→ **Assigned task**:
Each line below with the string "powder" should be copied.

[Records for the exercise — start]

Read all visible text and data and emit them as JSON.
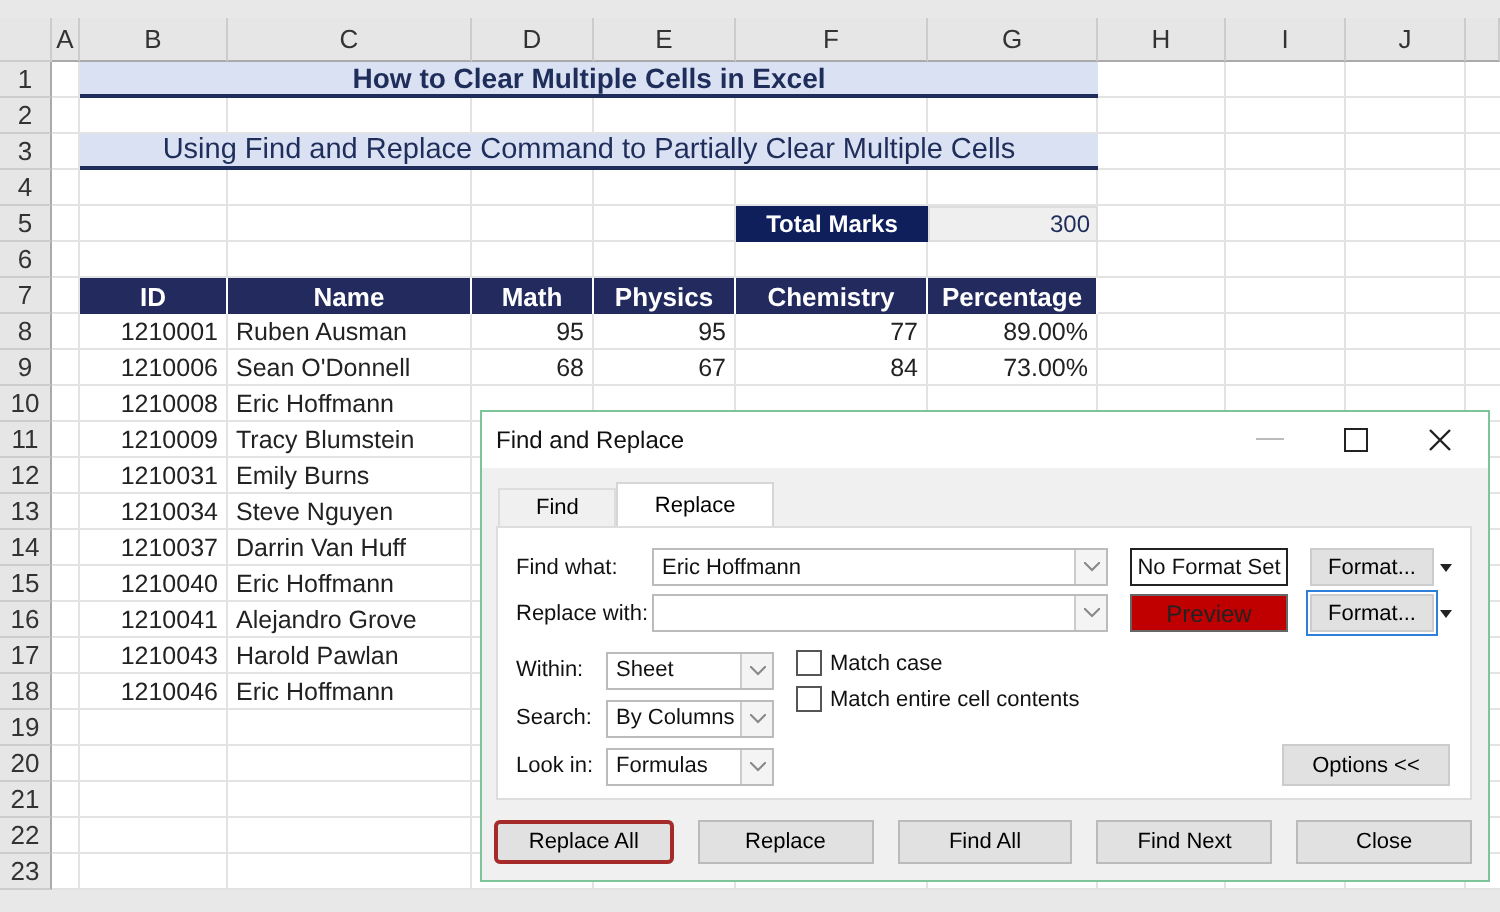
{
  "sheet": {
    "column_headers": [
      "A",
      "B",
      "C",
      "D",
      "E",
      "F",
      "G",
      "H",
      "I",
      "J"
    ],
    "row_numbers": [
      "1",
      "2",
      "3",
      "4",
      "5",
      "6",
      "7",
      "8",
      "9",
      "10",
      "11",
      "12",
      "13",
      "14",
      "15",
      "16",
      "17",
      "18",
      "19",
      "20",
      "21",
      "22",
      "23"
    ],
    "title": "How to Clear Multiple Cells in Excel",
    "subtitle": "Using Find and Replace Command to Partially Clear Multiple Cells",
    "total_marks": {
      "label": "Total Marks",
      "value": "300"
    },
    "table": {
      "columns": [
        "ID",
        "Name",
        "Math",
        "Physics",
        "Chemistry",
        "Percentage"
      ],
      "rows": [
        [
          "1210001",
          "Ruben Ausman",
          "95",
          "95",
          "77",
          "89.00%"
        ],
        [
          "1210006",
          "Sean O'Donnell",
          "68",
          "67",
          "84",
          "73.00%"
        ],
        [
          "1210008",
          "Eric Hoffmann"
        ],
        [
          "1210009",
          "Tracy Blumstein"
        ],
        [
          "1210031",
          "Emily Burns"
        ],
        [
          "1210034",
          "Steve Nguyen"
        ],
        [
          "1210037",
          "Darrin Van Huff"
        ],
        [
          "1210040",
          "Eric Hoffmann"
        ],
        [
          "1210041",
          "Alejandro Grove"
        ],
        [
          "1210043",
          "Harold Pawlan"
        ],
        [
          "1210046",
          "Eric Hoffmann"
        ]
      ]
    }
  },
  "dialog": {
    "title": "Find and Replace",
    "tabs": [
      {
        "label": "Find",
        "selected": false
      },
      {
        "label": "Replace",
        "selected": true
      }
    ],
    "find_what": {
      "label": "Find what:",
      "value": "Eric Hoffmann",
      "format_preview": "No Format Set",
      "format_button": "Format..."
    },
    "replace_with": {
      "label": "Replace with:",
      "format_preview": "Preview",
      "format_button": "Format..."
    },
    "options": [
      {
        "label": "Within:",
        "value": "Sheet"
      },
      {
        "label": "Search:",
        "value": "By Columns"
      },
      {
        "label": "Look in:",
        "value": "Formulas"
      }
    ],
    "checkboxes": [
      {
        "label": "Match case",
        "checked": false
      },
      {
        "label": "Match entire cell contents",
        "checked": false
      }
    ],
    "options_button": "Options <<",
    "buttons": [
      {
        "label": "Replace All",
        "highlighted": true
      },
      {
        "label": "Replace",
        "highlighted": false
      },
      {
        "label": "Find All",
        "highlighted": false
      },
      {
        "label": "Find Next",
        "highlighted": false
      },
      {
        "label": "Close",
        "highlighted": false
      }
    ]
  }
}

[Records for the exercise — finish]
[Records for the exercise — start]

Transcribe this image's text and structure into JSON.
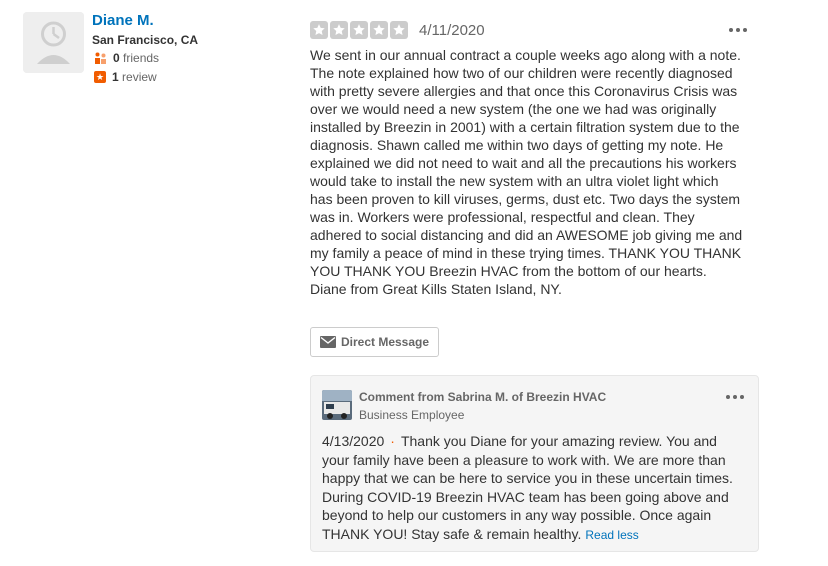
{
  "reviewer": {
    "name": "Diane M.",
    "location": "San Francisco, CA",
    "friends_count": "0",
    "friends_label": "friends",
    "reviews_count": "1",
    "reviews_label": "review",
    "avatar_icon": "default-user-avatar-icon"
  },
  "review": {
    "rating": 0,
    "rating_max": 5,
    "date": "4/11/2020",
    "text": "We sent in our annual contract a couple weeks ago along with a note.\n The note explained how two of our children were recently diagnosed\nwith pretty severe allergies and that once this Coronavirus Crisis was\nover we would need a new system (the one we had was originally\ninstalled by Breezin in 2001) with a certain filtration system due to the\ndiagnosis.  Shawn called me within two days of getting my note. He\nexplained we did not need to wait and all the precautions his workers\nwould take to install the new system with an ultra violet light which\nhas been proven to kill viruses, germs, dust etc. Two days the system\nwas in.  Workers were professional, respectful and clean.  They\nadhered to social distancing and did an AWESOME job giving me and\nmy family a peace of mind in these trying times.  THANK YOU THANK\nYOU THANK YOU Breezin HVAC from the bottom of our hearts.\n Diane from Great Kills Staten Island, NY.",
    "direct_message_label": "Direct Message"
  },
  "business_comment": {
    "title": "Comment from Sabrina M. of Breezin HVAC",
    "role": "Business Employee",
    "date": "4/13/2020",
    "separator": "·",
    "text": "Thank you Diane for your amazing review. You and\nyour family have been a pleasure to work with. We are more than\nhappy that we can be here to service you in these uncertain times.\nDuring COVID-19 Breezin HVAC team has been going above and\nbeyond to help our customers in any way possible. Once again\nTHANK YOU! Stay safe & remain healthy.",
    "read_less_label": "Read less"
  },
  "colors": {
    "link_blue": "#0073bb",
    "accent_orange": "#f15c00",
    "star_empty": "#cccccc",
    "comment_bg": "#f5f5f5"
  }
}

[Records for the exercise — finish]
[Records for the exercise — start]

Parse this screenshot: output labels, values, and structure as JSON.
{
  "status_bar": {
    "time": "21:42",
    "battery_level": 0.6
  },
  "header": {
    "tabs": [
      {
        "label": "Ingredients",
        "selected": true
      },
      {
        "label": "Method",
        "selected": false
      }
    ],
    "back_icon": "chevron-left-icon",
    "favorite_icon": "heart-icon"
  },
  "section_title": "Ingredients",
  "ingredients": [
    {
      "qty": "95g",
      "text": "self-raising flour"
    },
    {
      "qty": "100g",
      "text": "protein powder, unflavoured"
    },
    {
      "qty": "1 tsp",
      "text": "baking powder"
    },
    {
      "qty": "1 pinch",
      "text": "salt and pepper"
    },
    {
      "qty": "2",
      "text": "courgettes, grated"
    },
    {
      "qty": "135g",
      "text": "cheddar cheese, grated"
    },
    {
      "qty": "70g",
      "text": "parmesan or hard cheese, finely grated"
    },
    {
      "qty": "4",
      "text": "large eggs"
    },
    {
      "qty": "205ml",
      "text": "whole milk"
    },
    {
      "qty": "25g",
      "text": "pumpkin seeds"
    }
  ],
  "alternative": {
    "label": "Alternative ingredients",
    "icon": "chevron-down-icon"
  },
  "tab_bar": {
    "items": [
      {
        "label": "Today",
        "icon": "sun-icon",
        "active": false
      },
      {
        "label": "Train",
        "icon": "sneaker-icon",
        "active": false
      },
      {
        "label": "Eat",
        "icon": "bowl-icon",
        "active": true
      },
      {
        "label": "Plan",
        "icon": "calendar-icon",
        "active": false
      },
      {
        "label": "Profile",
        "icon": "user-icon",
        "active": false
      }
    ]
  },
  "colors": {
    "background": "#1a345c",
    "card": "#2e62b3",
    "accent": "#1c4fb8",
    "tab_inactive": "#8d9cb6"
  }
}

[Records for the exercise — finish]

→ **Response area**:
      "text": "protein powder, unflavoured"
      "text": "baking powder"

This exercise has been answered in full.